#### [WHAT THIS TASK INVOLVES]
Show every line containing "from" by copying it.

#### [DATA EXTRACT]
================================
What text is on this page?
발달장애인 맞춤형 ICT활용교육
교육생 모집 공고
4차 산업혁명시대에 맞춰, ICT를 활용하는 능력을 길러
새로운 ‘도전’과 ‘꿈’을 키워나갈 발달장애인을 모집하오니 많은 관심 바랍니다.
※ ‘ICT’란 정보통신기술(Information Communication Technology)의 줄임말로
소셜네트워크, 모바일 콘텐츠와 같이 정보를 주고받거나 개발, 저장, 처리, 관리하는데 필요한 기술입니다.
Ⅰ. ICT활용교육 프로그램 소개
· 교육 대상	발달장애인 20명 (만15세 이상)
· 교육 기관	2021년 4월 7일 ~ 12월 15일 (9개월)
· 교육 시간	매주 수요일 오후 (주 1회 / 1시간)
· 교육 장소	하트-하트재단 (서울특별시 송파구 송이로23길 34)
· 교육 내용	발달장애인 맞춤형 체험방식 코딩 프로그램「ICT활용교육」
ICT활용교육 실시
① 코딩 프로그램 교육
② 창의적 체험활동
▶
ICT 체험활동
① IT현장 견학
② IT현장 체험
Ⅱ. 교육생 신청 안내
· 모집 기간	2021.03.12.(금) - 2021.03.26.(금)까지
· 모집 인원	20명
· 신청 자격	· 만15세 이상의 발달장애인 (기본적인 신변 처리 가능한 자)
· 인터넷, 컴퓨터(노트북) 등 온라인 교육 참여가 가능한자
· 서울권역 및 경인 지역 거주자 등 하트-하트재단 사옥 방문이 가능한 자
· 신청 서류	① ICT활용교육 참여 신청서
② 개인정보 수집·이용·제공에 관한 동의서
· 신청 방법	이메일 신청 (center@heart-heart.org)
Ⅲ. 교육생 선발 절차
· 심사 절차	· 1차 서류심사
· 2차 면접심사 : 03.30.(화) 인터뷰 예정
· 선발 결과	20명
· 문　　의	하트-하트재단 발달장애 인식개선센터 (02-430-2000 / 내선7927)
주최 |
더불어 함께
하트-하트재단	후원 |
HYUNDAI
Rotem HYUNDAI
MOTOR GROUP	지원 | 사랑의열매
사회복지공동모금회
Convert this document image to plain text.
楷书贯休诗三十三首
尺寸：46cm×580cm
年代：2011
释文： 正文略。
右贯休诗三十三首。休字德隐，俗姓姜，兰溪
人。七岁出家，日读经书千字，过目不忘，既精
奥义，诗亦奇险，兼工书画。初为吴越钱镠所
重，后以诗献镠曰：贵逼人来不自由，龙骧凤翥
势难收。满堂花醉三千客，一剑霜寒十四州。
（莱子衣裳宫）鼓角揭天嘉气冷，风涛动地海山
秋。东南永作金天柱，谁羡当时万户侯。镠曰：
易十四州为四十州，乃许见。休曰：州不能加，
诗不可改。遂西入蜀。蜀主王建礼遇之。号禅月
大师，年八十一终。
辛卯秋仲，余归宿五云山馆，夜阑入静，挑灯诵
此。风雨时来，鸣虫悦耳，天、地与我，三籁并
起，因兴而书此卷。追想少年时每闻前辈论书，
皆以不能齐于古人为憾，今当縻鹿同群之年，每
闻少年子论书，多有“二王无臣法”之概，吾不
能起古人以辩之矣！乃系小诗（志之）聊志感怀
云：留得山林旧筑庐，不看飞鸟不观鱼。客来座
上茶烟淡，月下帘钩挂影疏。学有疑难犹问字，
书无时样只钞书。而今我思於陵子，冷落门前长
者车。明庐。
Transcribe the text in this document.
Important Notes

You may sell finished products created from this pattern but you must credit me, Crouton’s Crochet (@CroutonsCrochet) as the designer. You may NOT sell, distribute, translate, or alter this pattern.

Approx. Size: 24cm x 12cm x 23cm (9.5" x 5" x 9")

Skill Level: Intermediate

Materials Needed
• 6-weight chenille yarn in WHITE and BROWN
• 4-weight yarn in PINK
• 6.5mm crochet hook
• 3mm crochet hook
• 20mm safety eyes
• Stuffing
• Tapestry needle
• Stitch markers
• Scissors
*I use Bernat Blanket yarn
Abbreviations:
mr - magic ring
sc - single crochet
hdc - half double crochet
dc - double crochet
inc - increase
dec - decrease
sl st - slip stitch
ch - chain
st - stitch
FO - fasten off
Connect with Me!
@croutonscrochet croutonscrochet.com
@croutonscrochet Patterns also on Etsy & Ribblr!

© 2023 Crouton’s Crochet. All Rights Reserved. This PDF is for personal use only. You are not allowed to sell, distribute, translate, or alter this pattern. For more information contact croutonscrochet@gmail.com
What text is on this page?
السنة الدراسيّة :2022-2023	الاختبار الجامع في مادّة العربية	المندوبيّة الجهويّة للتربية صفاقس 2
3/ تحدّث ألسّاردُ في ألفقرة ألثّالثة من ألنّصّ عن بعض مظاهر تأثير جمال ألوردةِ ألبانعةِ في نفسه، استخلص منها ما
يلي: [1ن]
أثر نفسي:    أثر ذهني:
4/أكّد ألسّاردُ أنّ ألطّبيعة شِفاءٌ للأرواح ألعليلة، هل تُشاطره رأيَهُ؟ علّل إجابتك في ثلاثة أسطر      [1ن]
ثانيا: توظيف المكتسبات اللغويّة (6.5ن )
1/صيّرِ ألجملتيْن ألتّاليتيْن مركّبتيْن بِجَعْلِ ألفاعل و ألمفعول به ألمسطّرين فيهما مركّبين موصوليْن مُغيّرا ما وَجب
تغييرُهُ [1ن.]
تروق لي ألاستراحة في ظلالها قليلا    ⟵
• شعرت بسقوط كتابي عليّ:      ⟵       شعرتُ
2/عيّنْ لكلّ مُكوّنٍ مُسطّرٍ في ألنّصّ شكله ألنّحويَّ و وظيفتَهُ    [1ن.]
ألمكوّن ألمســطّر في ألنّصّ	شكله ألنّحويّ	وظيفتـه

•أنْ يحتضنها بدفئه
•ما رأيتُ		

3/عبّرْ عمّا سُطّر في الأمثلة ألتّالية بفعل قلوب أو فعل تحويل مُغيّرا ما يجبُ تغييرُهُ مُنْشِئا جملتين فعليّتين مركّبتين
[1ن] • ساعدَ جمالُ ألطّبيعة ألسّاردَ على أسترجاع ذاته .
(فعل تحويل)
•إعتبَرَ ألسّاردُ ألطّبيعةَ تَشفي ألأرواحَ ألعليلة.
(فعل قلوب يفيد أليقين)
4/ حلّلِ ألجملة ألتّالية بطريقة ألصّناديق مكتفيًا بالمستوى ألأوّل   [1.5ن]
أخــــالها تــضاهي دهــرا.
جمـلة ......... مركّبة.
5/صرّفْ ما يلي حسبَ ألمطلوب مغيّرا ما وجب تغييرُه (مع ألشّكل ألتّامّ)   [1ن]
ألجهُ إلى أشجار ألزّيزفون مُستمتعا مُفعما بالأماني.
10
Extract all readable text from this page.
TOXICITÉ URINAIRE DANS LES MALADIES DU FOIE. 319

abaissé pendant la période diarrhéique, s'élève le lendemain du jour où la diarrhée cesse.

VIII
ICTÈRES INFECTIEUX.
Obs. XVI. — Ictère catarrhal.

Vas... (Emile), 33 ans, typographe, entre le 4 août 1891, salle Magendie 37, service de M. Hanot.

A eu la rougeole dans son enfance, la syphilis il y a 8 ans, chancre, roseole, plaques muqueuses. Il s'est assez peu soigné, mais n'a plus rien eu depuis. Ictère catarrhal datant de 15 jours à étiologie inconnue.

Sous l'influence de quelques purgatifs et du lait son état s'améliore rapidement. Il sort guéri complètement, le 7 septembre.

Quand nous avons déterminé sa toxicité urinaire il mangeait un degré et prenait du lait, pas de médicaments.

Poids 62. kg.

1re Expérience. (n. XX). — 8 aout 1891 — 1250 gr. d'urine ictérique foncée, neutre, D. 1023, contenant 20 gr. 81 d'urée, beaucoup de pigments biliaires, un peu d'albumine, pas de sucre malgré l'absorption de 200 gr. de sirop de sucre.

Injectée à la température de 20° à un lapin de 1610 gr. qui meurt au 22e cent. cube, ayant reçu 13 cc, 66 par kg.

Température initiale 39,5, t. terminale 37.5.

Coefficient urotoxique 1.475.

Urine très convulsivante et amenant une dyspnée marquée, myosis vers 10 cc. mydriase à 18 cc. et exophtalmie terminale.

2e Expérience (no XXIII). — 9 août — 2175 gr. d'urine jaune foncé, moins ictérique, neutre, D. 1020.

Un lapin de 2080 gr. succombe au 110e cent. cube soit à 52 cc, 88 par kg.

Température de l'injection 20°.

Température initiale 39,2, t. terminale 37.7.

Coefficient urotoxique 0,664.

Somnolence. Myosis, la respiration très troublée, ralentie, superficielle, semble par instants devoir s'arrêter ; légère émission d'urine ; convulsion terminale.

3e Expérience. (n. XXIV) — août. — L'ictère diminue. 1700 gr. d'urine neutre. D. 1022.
================================
#### [WRITTEN ANSWER]
You may sell finished products created from this pattern but you must credit me, Crouton’s Crochet (@CroutonsCrochet) as the designer. You may NOT sell, distribute, translate, or alter this pattern.
Extract all readable text from this page.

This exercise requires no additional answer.